» PROBLEM
Rewrite the rows from the start through the line with "app-stage: Upscale Image", swapping "thumbnail" for "preview" and leaving everything else unchanged.

═════ THE DATA

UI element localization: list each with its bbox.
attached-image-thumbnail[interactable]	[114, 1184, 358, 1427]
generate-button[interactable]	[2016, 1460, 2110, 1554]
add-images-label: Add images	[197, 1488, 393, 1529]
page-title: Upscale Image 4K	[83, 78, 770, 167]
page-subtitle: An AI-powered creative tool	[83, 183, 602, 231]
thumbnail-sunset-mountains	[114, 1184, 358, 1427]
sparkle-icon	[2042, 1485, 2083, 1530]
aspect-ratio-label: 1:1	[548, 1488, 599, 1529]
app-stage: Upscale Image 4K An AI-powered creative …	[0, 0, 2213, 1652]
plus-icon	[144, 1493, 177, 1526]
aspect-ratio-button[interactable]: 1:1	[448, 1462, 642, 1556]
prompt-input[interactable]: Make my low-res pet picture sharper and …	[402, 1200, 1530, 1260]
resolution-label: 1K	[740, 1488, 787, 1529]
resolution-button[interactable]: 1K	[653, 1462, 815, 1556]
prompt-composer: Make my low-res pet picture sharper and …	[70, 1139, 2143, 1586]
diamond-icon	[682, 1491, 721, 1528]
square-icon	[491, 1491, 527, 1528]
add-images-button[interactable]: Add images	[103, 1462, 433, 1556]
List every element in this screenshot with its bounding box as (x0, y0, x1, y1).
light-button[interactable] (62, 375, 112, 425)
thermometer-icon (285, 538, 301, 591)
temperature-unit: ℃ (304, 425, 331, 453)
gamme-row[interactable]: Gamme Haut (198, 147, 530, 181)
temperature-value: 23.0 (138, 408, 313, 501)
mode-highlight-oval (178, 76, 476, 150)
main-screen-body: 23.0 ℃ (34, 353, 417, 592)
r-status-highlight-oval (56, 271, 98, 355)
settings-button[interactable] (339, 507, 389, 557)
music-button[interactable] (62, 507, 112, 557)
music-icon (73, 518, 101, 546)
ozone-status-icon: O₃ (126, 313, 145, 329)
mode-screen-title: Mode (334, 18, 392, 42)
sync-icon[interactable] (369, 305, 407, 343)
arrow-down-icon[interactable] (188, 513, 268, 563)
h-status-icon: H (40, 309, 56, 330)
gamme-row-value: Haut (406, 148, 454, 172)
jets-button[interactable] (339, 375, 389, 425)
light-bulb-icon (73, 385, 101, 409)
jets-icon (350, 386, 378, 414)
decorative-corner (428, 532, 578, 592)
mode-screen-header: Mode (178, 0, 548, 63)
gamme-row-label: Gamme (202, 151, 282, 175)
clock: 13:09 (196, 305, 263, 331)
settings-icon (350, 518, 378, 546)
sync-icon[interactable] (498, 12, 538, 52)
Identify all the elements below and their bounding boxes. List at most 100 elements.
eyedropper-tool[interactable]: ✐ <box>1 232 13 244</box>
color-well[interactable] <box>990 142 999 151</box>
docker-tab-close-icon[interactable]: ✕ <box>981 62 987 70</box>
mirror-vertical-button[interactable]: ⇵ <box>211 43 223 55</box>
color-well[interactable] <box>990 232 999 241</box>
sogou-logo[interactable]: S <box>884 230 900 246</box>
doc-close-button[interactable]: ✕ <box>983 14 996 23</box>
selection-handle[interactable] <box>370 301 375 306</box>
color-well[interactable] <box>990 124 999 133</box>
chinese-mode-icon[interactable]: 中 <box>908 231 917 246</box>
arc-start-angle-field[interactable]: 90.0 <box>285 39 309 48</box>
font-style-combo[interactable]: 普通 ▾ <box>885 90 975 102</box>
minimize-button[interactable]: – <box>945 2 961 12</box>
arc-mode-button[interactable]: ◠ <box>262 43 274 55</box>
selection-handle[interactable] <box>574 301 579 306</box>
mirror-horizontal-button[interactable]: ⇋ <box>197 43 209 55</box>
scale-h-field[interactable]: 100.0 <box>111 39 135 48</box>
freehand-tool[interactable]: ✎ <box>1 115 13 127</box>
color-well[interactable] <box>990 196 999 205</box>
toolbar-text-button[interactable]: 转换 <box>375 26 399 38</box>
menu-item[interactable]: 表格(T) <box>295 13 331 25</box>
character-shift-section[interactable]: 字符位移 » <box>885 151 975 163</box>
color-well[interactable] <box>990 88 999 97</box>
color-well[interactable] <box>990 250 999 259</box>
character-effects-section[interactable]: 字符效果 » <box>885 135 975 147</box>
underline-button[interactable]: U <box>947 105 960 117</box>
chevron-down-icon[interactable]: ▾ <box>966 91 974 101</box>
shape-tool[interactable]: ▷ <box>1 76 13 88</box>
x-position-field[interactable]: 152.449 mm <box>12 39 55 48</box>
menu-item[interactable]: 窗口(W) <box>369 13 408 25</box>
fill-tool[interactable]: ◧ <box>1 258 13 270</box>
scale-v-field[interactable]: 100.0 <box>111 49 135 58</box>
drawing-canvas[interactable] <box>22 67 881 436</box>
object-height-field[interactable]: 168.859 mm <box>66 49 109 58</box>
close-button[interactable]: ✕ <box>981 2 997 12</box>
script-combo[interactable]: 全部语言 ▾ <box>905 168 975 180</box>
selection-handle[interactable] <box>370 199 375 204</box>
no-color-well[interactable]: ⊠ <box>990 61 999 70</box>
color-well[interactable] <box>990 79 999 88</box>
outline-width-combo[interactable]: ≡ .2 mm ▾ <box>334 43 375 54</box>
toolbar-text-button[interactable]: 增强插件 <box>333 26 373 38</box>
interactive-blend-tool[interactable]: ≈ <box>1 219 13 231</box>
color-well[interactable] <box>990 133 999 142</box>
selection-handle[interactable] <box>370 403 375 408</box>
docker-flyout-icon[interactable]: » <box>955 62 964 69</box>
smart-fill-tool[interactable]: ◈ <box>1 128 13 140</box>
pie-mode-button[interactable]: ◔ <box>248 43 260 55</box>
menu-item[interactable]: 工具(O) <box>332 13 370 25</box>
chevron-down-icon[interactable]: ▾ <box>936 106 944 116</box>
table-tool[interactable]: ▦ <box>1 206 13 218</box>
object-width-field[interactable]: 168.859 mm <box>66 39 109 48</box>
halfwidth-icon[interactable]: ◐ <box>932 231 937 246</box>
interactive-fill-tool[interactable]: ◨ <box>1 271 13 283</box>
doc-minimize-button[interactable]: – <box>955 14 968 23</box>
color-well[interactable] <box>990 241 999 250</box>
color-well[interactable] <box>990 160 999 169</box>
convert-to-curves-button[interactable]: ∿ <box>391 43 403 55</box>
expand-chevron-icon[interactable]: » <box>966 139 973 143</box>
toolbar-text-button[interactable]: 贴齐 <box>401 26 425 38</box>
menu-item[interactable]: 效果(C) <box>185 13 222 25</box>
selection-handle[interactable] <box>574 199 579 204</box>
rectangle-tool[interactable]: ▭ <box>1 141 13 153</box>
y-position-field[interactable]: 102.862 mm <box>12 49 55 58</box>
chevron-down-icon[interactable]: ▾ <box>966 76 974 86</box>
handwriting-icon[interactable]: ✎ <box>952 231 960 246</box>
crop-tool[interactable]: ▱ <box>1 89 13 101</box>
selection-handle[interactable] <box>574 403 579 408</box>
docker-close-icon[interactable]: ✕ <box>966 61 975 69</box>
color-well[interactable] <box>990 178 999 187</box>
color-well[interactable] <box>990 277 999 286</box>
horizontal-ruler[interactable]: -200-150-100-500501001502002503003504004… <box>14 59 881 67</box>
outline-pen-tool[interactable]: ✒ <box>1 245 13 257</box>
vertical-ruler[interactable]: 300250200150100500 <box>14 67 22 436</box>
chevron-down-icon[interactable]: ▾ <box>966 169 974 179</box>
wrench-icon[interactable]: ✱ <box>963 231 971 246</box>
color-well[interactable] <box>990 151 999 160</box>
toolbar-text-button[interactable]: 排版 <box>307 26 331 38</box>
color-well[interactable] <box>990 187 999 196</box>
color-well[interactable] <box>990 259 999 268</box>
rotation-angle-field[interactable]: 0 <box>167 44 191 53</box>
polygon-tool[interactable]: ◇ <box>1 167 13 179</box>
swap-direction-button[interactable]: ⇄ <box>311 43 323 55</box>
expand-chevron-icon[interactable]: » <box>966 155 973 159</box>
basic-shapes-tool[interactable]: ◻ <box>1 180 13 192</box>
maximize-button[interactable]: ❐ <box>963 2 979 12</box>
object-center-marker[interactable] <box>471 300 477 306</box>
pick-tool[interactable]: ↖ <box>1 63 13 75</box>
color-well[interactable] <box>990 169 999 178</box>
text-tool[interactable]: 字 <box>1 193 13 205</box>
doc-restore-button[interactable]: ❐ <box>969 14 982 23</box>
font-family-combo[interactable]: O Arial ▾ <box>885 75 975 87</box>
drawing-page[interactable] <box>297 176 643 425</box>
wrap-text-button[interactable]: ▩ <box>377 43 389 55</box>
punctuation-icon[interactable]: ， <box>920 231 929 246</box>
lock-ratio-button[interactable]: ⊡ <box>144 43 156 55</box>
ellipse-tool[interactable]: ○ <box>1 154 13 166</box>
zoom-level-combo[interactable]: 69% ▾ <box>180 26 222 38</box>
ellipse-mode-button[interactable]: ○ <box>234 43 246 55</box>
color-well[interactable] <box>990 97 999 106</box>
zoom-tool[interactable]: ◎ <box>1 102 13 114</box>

══════════

» EXERCISE OUTPUT
UI element localization: list each with its bbox.
attached-image-preview[interactable]	[114, 1184, 358, 1427]
generate-button[interactable]	[2016, 1460, 2110, 1554]
add-images-label: Add images	[197, 1488, 393, 1529]
page-title: Upscale Image 4K	[83, 78, 770, 167]
page-subtitle: An AI-powered creative tool	[83, 183, 602, 231]
preview-sunset-mountains	[114, 1184, 358, 1427]
sparkle-icon	[2042, 1485, 2083, 1530]
aspect-ratio-label: 1:1	[548, 1488, 599, 1529]
app-stage: Upscale Image 4K An AI-powered creative …	[0, 0, 2213, 1652]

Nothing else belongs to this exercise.